# Task directions:
Please copy the entries from the first line through the line containing "114, 858, 1242]", inclusive, with every character unchanged.

Extracted data entries:

** BEGIN **

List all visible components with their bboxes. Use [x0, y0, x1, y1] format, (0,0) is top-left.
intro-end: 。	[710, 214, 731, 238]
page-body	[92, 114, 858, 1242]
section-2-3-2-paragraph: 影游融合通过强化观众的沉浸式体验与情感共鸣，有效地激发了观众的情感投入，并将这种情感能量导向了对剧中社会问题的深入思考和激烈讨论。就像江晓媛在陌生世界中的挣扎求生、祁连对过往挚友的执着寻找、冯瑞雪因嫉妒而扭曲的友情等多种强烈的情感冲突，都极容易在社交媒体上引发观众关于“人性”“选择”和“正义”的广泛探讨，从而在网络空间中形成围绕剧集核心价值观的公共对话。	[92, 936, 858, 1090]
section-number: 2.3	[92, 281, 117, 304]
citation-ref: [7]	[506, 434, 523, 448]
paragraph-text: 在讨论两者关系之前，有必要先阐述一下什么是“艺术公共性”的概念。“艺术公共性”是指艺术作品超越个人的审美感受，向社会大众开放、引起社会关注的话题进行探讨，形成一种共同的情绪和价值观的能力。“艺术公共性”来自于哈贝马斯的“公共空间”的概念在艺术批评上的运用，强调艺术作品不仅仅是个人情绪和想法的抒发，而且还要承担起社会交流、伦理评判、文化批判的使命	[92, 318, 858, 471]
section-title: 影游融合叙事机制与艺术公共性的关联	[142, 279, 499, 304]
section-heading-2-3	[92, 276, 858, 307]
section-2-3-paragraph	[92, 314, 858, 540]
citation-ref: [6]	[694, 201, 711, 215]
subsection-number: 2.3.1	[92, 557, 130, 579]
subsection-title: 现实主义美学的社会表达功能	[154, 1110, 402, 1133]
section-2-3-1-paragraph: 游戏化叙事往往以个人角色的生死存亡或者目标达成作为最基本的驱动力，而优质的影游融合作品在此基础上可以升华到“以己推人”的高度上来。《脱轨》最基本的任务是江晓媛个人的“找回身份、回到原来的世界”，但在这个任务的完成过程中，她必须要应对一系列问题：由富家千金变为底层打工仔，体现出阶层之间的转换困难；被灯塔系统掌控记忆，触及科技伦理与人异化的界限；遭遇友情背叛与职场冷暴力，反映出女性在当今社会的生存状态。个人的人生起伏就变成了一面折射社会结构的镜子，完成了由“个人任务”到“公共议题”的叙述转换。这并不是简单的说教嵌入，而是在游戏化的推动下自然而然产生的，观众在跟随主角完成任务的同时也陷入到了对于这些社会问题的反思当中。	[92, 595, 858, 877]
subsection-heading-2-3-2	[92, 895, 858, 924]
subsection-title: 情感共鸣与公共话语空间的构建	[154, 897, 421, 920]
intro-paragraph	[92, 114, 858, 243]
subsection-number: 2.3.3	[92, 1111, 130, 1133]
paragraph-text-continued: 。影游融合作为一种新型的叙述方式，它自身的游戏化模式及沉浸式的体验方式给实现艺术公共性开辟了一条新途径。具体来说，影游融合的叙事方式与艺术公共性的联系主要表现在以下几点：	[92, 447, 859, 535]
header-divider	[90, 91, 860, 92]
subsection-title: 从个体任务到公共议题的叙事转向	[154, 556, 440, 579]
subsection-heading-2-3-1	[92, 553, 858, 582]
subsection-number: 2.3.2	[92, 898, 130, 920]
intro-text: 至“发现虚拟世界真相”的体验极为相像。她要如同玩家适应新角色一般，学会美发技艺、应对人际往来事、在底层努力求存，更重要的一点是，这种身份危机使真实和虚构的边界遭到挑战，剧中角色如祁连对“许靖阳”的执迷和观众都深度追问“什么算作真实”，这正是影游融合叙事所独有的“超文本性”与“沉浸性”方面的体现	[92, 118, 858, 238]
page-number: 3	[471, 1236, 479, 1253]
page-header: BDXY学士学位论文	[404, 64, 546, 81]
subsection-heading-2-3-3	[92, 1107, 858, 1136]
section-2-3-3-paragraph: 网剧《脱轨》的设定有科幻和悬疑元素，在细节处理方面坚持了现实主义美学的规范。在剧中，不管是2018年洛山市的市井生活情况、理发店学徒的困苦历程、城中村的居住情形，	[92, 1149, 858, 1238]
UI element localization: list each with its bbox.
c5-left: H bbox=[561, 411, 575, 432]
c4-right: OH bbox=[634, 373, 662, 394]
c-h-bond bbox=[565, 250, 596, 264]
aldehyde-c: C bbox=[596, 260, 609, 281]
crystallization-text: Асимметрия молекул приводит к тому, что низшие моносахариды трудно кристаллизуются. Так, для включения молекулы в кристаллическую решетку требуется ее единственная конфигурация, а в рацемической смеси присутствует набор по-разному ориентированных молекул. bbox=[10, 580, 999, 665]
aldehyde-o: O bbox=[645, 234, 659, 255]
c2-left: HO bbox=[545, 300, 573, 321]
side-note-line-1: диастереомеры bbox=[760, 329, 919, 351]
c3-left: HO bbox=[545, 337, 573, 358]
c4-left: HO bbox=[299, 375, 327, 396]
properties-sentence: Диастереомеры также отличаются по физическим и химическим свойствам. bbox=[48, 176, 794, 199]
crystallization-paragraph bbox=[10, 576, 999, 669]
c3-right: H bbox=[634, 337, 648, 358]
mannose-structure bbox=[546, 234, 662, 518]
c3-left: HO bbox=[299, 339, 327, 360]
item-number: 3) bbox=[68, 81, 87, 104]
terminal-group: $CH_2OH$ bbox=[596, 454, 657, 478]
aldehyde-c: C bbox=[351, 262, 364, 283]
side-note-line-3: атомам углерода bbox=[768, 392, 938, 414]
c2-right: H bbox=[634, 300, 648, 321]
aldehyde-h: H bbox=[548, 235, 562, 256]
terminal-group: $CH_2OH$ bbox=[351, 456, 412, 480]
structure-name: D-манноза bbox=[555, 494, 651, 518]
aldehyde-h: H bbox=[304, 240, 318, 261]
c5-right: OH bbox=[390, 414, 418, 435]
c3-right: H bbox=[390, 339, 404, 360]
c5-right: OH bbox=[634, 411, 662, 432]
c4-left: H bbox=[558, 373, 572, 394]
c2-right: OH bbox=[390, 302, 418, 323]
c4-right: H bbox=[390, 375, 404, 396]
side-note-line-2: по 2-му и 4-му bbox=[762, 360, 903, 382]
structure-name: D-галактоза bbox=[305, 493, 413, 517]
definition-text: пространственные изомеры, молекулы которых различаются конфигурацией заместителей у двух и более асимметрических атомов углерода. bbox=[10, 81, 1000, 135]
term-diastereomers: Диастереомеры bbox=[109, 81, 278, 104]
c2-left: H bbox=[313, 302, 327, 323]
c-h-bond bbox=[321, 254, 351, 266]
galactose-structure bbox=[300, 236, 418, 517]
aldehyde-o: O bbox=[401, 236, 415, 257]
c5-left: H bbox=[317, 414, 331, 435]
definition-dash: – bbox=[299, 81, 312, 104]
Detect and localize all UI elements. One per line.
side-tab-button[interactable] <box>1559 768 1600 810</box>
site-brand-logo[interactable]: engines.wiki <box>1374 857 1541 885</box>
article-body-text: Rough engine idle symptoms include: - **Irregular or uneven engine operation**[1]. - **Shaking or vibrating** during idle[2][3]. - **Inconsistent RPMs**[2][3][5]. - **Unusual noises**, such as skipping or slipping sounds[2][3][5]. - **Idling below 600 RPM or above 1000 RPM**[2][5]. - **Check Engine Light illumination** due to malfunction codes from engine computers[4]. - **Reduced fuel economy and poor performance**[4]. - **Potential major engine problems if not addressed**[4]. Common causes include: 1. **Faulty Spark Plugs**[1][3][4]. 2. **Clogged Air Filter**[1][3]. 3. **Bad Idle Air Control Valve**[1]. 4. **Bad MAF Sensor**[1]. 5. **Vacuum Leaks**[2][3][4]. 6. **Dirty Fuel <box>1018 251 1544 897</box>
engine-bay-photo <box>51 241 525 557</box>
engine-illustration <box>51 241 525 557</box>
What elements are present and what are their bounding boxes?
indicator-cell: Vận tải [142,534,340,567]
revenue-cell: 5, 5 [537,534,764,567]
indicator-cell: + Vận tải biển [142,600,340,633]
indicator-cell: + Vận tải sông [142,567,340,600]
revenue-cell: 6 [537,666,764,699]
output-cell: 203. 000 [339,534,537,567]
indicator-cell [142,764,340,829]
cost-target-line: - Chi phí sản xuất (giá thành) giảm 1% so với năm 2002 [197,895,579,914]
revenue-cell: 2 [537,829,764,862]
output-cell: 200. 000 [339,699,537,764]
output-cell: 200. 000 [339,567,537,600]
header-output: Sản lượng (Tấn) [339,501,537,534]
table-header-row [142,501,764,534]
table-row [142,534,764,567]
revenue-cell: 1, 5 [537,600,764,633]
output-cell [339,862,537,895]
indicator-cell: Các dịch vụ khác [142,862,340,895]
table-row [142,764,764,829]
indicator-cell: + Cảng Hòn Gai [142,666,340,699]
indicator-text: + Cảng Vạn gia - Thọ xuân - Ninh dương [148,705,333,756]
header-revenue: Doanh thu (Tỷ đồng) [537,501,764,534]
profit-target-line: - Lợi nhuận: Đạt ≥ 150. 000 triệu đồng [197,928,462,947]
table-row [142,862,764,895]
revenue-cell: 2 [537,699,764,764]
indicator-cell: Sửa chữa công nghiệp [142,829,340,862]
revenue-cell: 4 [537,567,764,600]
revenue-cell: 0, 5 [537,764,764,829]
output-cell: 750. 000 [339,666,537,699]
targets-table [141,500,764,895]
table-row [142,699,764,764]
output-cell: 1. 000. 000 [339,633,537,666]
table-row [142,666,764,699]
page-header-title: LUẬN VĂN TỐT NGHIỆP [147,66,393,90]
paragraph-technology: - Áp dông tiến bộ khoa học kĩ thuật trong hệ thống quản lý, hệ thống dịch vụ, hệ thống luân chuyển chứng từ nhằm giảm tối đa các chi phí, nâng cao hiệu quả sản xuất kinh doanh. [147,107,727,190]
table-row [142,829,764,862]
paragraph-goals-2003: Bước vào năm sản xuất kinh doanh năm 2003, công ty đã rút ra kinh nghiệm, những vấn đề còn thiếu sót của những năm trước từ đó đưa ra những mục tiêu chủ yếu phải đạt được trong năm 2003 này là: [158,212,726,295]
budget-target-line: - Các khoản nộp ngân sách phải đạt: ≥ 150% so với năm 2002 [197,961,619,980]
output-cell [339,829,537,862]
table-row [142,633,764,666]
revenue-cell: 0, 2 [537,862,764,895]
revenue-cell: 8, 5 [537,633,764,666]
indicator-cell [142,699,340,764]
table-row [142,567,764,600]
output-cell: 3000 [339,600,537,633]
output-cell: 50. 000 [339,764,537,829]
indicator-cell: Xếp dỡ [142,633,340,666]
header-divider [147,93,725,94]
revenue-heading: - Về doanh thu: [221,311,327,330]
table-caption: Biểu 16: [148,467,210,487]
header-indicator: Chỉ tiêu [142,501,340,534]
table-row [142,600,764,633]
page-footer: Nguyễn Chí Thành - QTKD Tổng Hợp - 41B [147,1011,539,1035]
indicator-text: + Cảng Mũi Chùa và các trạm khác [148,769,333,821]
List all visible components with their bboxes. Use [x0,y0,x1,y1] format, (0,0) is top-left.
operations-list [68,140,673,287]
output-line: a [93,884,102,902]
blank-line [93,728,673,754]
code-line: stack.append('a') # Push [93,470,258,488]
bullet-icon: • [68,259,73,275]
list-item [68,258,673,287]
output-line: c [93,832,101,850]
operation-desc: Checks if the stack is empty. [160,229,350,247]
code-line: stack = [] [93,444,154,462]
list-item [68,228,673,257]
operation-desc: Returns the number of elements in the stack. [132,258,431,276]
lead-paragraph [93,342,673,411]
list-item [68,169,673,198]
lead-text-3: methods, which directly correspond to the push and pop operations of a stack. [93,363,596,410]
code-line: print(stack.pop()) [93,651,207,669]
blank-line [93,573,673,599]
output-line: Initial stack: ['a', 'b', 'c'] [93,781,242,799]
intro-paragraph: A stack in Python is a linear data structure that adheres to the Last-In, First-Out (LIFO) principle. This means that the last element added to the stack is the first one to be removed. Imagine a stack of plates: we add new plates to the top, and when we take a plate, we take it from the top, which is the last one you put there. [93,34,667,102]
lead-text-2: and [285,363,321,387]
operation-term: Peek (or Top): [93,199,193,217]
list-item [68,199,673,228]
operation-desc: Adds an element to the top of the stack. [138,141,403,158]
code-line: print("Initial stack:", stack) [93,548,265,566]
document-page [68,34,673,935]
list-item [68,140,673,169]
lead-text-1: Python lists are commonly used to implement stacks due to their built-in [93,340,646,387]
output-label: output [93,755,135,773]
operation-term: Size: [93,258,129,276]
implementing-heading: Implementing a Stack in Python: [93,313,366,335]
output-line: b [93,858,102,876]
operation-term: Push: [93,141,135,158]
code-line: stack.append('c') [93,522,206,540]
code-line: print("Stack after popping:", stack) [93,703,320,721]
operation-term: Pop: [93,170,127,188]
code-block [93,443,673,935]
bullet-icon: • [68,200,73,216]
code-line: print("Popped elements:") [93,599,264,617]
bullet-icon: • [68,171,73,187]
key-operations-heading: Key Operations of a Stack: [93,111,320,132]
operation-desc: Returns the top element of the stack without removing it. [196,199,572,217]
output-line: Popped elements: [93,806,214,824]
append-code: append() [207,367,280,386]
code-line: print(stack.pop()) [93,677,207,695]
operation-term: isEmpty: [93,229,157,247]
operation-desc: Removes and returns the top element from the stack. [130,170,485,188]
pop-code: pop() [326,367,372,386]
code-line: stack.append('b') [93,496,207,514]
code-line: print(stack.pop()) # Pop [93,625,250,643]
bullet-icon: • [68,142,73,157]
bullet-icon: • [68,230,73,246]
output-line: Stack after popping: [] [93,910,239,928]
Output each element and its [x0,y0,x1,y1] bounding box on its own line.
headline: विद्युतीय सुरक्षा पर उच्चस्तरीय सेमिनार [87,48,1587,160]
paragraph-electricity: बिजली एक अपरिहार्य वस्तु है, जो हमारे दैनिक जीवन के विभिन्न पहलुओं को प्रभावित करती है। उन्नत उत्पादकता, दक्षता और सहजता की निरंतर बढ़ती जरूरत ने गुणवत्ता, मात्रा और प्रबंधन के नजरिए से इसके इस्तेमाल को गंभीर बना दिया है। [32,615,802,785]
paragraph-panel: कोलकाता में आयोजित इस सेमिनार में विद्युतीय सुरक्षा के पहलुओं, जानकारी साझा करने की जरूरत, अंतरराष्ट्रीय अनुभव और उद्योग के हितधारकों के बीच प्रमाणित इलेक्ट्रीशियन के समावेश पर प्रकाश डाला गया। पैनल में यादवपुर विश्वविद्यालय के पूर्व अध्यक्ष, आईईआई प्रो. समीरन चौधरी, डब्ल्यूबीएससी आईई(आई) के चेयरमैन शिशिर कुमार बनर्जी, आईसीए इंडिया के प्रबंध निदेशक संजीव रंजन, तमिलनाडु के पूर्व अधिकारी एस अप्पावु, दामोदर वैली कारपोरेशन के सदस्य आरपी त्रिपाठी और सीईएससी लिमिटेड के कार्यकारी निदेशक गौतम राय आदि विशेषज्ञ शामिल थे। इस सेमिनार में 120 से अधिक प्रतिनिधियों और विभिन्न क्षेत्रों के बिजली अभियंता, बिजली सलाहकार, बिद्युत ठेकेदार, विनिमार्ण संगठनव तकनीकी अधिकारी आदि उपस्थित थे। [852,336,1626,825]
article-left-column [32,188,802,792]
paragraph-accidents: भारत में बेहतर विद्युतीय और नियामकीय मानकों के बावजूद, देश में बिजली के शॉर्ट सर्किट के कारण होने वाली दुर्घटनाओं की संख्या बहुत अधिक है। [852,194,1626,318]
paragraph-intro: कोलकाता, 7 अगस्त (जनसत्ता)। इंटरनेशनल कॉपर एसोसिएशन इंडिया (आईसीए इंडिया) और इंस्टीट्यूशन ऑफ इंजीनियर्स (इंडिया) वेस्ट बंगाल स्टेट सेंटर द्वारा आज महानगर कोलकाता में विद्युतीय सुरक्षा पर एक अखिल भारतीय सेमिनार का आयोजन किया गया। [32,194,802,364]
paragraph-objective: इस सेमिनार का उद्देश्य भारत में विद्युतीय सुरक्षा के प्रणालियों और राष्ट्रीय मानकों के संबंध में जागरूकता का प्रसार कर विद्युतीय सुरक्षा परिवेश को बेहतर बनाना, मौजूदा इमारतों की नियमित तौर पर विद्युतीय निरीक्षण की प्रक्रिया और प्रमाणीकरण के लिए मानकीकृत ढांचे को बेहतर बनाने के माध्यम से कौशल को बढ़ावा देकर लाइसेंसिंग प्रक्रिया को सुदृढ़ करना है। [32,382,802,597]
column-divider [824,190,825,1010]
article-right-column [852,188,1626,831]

** END **

# The reply:
List all visible components with their bboxes. Use [x0, y0, x1, y1] format, (0,0) is top-left.
intro-end: 。	[710, 214, 731, 238]
page-body	[92, 114, 858, 1242]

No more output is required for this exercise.